* INFORMATION GIVEN *

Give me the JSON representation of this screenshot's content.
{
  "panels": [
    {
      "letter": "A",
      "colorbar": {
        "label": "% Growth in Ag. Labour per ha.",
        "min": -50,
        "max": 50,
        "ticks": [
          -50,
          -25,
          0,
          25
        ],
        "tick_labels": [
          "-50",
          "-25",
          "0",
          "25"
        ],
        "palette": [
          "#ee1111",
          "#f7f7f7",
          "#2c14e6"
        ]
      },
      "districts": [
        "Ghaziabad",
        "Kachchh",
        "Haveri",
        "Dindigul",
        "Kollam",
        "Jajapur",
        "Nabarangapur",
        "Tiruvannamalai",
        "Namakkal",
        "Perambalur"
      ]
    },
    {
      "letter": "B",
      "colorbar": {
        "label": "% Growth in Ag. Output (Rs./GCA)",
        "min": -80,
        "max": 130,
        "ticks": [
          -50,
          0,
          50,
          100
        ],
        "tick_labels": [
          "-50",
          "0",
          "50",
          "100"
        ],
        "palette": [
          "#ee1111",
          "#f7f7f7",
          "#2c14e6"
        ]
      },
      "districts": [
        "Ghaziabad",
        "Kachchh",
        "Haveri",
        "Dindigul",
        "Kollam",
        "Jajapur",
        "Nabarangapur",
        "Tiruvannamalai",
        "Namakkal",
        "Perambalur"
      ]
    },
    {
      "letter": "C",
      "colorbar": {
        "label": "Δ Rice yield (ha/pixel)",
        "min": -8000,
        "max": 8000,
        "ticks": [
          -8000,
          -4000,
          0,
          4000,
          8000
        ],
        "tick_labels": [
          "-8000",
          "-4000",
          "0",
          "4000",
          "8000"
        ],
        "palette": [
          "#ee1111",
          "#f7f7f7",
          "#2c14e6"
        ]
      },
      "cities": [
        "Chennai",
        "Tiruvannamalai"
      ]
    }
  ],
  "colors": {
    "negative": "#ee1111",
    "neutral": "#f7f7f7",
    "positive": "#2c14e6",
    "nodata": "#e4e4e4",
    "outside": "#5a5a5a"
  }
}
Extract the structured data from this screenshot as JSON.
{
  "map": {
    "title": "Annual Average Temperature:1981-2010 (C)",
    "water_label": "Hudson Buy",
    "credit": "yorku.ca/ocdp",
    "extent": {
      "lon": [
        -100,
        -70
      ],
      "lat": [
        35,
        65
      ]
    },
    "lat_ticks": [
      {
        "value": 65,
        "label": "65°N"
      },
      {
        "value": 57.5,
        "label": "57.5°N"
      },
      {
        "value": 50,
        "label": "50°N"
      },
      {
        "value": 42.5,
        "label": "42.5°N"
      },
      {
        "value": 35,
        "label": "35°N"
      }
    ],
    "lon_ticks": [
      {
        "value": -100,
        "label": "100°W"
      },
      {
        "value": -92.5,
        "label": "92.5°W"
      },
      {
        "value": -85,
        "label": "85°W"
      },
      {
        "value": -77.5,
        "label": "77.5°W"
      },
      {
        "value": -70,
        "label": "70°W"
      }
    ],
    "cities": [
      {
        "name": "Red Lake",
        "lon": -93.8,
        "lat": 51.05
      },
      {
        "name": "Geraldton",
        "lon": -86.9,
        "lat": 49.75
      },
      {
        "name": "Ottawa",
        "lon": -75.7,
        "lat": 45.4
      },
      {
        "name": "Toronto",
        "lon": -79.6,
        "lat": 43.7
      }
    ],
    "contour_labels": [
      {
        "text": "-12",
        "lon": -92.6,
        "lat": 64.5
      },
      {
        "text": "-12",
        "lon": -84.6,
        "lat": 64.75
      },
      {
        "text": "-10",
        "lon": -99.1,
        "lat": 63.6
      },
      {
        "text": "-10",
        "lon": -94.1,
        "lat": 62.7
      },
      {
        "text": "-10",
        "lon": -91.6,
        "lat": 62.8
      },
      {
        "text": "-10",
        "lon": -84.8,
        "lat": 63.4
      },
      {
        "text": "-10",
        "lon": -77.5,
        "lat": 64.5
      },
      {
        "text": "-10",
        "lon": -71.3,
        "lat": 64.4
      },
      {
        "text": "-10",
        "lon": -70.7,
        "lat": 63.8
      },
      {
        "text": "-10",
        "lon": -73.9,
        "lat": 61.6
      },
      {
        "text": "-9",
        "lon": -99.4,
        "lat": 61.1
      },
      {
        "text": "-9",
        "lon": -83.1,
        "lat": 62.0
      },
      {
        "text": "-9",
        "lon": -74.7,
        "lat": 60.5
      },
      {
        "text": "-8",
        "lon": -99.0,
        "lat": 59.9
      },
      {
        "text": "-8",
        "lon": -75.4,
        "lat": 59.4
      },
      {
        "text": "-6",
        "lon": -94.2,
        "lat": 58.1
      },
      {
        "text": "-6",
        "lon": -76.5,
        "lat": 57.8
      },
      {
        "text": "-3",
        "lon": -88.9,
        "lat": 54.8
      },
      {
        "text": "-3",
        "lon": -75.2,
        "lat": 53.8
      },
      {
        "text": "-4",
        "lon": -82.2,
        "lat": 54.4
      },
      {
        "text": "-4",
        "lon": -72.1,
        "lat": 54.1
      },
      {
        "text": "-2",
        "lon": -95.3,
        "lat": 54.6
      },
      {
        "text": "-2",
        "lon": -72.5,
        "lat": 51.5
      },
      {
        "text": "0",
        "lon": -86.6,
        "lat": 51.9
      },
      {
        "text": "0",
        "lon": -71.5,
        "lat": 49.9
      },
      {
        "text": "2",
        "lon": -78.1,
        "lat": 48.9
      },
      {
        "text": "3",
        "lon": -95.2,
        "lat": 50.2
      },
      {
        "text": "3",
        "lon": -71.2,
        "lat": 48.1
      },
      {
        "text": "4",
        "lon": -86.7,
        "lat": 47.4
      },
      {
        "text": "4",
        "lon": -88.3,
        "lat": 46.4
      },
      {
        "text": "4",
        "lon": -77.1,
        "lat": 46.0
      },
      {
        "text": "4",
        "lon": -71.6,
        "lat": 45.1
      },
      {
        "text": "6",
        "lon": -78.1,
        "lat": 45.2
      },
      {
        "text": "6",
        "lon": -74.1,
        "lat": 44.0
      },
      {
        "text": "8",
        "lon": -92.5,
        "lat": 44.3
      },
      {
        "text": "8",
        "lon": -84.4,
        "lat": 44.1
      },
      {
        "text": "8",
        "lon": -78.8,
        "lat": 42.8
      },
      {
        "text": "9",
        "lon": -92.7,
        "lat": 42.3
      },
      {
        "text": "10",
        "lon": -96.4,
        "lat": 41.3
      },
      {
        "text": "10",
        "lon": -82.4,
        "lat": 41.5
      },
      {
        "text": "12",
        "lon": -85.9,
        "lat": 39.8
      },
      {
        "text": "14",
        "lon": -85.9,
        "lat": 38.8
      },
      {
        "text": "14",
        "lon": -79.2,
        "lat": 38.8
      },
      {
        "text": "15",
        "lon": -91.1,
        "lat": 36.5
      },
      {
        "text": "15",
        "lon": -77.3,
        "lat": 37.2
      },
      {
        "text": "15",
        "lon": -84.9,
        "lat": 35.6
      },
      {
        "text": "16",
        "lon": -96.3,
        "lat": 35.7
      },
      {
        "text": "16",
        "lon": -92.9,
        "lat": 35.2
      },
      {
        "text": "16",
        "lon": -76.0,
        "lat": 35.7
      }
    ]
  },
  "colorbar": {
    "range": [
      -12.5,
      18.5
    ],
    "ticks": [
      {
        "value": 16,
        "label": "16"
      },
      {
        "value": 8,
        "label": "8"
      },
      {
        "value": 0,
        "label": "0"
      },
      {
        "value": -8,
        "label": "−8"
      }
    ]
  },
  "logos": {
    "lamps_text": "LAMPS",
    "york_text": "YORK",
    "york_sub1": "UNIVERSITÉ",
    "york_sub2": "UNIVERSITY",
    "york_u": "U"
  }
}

* BRIEF *
The whole listing above needs to be written out again exactly.

* SOLUTION *
Give me the JSON representation of this screenshot's content.
{
  "panels": [
    {
      "letter": "A",
      "colorbar": {
        "label": "% Growth in Ag. Labour per ha.",
        "min": -50,
        "max": 50,
        "ticks": [
          -50,
          -25,
          0,
          25
        ],
        "tick_labels": [
          "-50",
          "-25",
          "0",
          "25"
        ],
        "palette": [
          "#ee1111",
          "#f7f7f7",
          "#2c14e6"
        ]
      },
      "districts": [
        "Ghaziabad",
        "Kachchh",
        "Haveri",
        "Dindigul",
        "Kollam",
        "Jajapur",
        "Nabarangapur",
        "Tiruvannamalai",
        "Namakkal",
        "Perambalur"
      ]
    },
    {
      "letter": "B",
      "colorbar": {
        "label": "% Growth in Ag. Output (Rs./GCA)",
        "min": -80,
        "max": 130,
        "ticks": [
          -50,
          0,
          50,
          100
        ],
        "tick_labels": [
          "-50",
          "0",
          "50",
          "100"
        ],
        "palette": [
          "#ee1111",
          "#f7f7f7",
          "#2c14e6"
        ]
      },
      "districts": [
        "Ghaziabad",
        "Kachchh",
        "Haveri",
        "Dindigul",
        "Kollam",
        "Jajapur",
        "Nabarangapur",
        "Tiruvannamalai",
        "Namakkal",
        "Perambalur"
      ]
    },
    {
      "letter": "C",
      "colorbar": {
        "label": "Δ Rice yield (ha/pixel)",
        "min": -8000,
        "max": 8000,
        "ticks": [
          -8000,
          -4000,
          0,
          4000,
          8000
        ],
        "tick_labels": [
          "-8000",
          "-4000",
          "0",
          "4000",
          "8000"
        ],
        "palette": [
          "#ee1111",
          "#f7f7f7",
          "#2c14e6"
        ]
      },
      "cities": [
        "Chennai",
        "Tiruvannamalai"
      ]
    }
  ],
  "colors": {
    "negative": "#ee1111",
    "neutral": "#f7f7f7",
    "positive": "#2c14e6",
    "nodata": "#e4e4e4",
    "outside": "#5a5a5a"
  }
}
Extract the structured data from this screenshot as JSON.
{
  "map": {
    "title": "Annual Average Temperature:1981-2010 (C)",
    "water_label": "Hudson Buy",
    "credit": "yorku.ca/ocdp",
    "extent": {
      "lon": [
        -100,
        -70
      ],
      "lat": [
        35,
        65
      ]
    },
    "lat_ticks": [
      {
        "value": 65,
        "label": "65°N"
      },
      {
        "value": 57.5,
        "label": "57.5°N"
      },
      {
        "value": 50,
        "label": "50°N"
      },
      {
        "value": 42.5,
        "label": "42.5°N"
      },
      {
        "value": 35,
        "label": "35°N"
      }
    ],
    "lon_ticks": [
      {
        "value": -100,
        "label": "100°W"
      },
      {
        "value": -92.5,
        "label": "92.5°W"
      },
      {
        "value": -85,
        "label": "85°W"
      },
      {
        "value": -77.5,
        "label": "77.5°W"
      },
      {
        "value": -70,
        "label": "70°W"
      }
    ],
    "cities": [
      {
        "name": "Red Lake",
        "lon": -93.8,
        "lat": 51.05
      },
      {
        "name": "Geraldton",
        "lon": -86.9,
        "lat": 49.75
      },
      {
        "name": "Ottawa",
        "lon": -75.7,
        "lat": 45.4
      },
      {
        "name": "Toronto",
        "lon": -79.6,
        "lat": 43.7
      }
    ],
    "contour_labels": [
      {
        "text": "-12",
        "lon": -92.6,
        "lat": 64.5
      },
      {
        "text": "-12",
        "lon": -84.6,
        "lat": 64.75
      },
      {
        "text": "-10",
        "lon": -99.1,
        "lat": 63.6
      },
      {
        "text": "-10",
        "lon": -94.1,
        "lat": 62.7
      },
      {
        "text": "-10",
        "lon": -91.6,
        "lat": 62.8
      },
      {
        "text": "-10",
        "lon": -84.8,
        "lat": 63.4
      },
      {
        "text": "-10",
        "lon": -77.5,
        "lat": 64.5
      },
      {
        "text": "-10",
        "lon": -71.3,
        "lat": 64.4
      },
      {
        "text": "-10",
        "lon": -70.7,
        "lat": 63.8
      },
      {
        "text": "-10",
        "lon": -73.9,
        "lat": 61.6
      },
      {
        "text": "-9",
        "lon": -99.4,
        "lat": 61.1
      },
      {
        "text": "-9",
        "lon": -83.1,
        "lat": 62.0
      },
      {
        "text": "-9",
        "lon": -74.7,
        "lat": 60.5
      },
      {
        "text": "-8",
        "lon": -99.0,
        "lat": 59.9
      },
      {
        "text": "-8",
        "lon": -75.4,
        "lat": 59.4
      },
      {
        "text": "-6",
        "lon": -94.2,
        "lat": 58.1
      },
      {
        "text": "-6",
        "lon": -76.5,
        "lat": 57.8
      },
      {
        "text": "-3",
        "lon": -88.9,
        "lat": 54.8
      },
      {
        "text": "-3",
        "lon": -75.2,
        "lat": 53.8
      },
      {
        "text": "-4",
        "lon": -82.2,
        "lat": 54.4
      },
      {
        "text": "-4",
        "lon": -72.1,
        "lat": 54.1
      },
      {
        "text": "-2",
        "lon": -95.3,
        "lat": 54.6
      },
      {
        "text": "-2",
        "lon": -72.5,
        "lat": 51.5
      },
      {
        "text": "0",
        "lon": -86.6,
        "lat": 51.9
      },
      {
        "text": "0",
        "lon": -71.5,
        "lat": 49.9
      },
      {
        "text": "2",
        "lon": -78.1,
        "lat": 48.9
      },
      {
        "text": "3",
        "lon": -95.2,
        "lat": 50.2
      },
      {
        "text": "3",
        "lon": -71.2,
        "lat": 48.1
      },
      {
        "text": "4",
        "lon": -86.7,
        "lat": 47.4
      },
      {
        "text": "4",
        "lon": -88.3,
        "lat": 46.4
      },
      {
        "text": "4",
        "lon": -77.1,
        "lat": 46.0
      },
      {
        "text": "4",
        "lon": -71.6,
        "lat": 45.1
      },
      {
        "text": "6",
        "lon": -78.1,
        "lat": 45.2
      },
      {
        "text": "6",
        "lon": -74.1,
        "lat": 44.0
      },
      {
        "text": "8",
        "lon": -92.5,
        "lat": 44.3
      },
      {
        "text": "8",
        "lon": -84.4,
        "lat": 44.1
      },
      {
        "text": "8",
        "lon": -78.8,
        "lat": 42.8
      },
      {
        "text": "9",
        "lon": -92.7,
        "lat": 42.3
      },
      {
        "text": "10",
        "lon": -96.4,
        "lat": 41.3
      },
      {
        "text": "10",
        "lon": -82.4,
        "lat": 41.5
      },
      {
        "text": "12",
        "lon": -85.9,
        "lat": 39.8
      },
      {
        "text": "14",
        "lon": -85.9,
        "lat": 38.8
      },
      {
        "text": "14",
        "lon": -79.2,
        "lat": 38.8
      },
      {
        "text": "15",
        "lon": -91.1,
        "lat": 36.5
      },
      {
        "text": "15",
        "lon": -77.3,
        "lat": 37.2
      },
      {
        "text": "15",
        "lon": -84.9,
        "lat": 35.6
      },
      {
        "text": "16",
        "lon": -96.3,
        "lat": 35.7
      },
      {
        "text": "16",
        "lon": -92.9,
        "lat": 35.2
      },
      {
        "text": "16",
        "lon": -76.0,
        "lat": 35.7
      }
    ]
  },
  "colorbar": {
    "range": [
      -12.5,
      18.5
    ],
    "ticks": [
      {
        "value": 16,
        "label": "16"
      },
      {
        "value": 8,
        "label": "8"
      },
      {
        "value": 0,
        "label": "0"
      },
      {
        "value": -8,
        "label": "−8"
      }
    ]
  },
  "logos": {
    "lamps_text": "LAMPS",
    "york_text": "YORK",
    "york_sub1": "UNIVERSITÉ",
    "york_sub2": "UNIVERSITY",
    "york_u": "U"
  }
}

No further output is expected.